Résumé de la décision
La Cour d'appel de Paris a rendu une ordonnance le 11 juin 2024 concernant l'appel interjeté par M. [H] [E], un ressortissant gabonais, contre une décision du juge des libertés et de la détention du tribunal judiciaire de Paris. Ce dernier avait ordonné la prolongation de sa rétention administrative pour une durée maximale de vingt-huit jours. La Cour a rejeté l'appel, considérant qu'aucune circonstance nouvelle n'était intervenue et que les arguments présentés par M. [H] [E] ne justifiaient pas la cessation de sa rétention.
Arguments pertinents
1. Absence de circonstances nouvelles : La Cour a souligné que M. [H] [E] ne présentait pas de nouvelles circonstances de fait ou de droit depuis son placement en rétention. En vertu de l'article L. 743-23, alinéa 2, du Code de l'entrée et du séjour des étrangers et du droit d'asile, l'appel peut être rejeté sans audience si les éléments fournis ne permettent pas de justifier la fin de la rétention.
2. Critique de la décision initiale : M. [H] [E] a contesté la décision de placement en rétention en arguant que sa situation personnelle n'avait pas été prise en compte. Cependant, la Cour a noté qu'il ne critiquait pas la motivation du premier juge et n'apportait pas d'éléments nouveaux pour justifier sa demande.
3. Compétence du juge administratif : La Cour a également précisé que les questions relatives à la légalité des décisions d'éloignement relèvent de la compétence du juge administratif. Ainsi, les arguments de M. [H] [E] concernant son souhait de rester en France ne pouvaient pas être examinés par le juge judiciaire.
Interprétations et citations légales
- Code de l'entrée et du séjour des étrangers et du droit d'asile - Article L. 743-23 : Cet article permet le rejet d'un appel sans audience si aucune circonstance nouvelle n'est intervenue ou si les éléments fournis ne justifient pas la fin de la rétention. La Cour a appliqué cet article pour justifier le rejet de l'appel de M. [H] [E].
- Jurisprudence : La Cour a fait référence à une jurisprudence constante qui établit que le juge administratif est seul compétent pour connaître de la légalité des décisions relatives au séjour et à l'éloignement, citant une décision de la 1re Chambre civile de la Cour de cassation du 27 septembre 2017 (pourvoi n° 17-10.207). Cela souligne la séparation des compétences entre le juge judiciaire et le juge administratif dans les affaires de rétention et d'éloignement.
En conclusion, la décision de la Cour d'appel de Paris repose sur une interprétation stricte des dispositions légales relatives à la rétention administrative, en insistant sur l'absence de nouveaux éléments et la compétence exclusive du juge administratif pour traiter des questions de séjour.

Enregistrements tirés d'un jeu de données

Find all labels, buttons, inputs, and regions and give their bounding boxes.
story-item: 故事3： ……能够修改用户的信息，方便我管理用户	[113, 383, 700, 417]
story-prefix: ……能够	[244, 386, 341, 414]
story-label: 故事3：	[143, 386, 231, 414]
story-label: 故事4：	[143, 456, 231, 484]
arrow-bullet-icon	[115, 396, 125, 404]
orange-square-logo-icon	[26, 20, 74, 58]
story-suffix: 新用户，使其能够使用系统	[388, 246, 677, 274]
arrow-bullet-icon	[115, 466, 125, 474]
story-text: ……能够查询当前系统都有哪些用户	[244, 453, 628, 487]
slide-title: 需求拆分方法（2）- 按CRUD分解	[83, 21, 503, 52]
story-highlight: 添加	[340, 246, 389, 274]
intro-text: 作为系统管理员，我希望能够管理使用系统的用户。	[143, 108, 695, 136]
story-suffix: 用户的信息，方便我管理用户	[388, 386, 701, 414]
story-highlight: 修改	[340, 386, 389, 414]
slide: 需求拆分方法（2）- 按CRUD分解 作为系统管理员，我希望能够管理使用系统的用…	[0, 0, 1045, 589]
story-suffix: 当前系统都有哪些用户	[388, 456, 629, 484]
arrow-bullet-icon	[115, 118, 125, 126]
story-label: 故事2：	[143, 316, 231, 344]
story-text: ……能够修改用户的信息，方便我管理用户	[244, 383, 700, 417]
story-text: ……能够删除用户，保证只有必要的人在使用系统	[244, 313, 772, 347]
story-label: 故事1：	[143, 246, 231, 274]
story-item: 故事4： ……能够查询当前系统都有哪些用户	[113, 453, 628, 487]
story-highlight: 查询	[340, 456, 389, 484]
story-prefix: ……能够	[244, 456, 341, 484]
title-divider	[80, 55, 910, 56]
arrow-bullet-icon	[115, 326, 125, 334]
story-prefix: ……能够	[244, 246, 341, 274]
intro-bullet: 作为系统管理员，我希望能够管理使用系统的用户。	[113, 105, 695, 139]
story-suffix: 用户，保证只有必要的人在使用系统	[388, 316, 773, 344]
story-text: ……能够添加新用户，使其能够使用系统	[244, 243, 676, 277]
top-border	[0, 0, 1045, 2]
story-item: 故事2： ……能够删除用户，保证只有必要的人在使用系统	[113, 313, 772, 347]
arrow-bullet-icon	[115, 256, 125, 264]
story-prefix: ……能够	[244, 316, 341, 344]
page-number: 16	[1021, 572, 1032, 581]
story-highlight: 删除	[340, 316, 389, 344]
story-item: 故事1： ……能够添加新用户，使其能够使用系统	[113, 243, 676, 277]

> **Objectif visé**: D'après l'extrait fourni, pour quelle durée maximale le juge des libertés et de la détention avait-il ordonné la prolongation de la rétention administrative de M. [H] [E] ?

> **Solution proposée**: Pour une durée maximale de vingt-huit jours.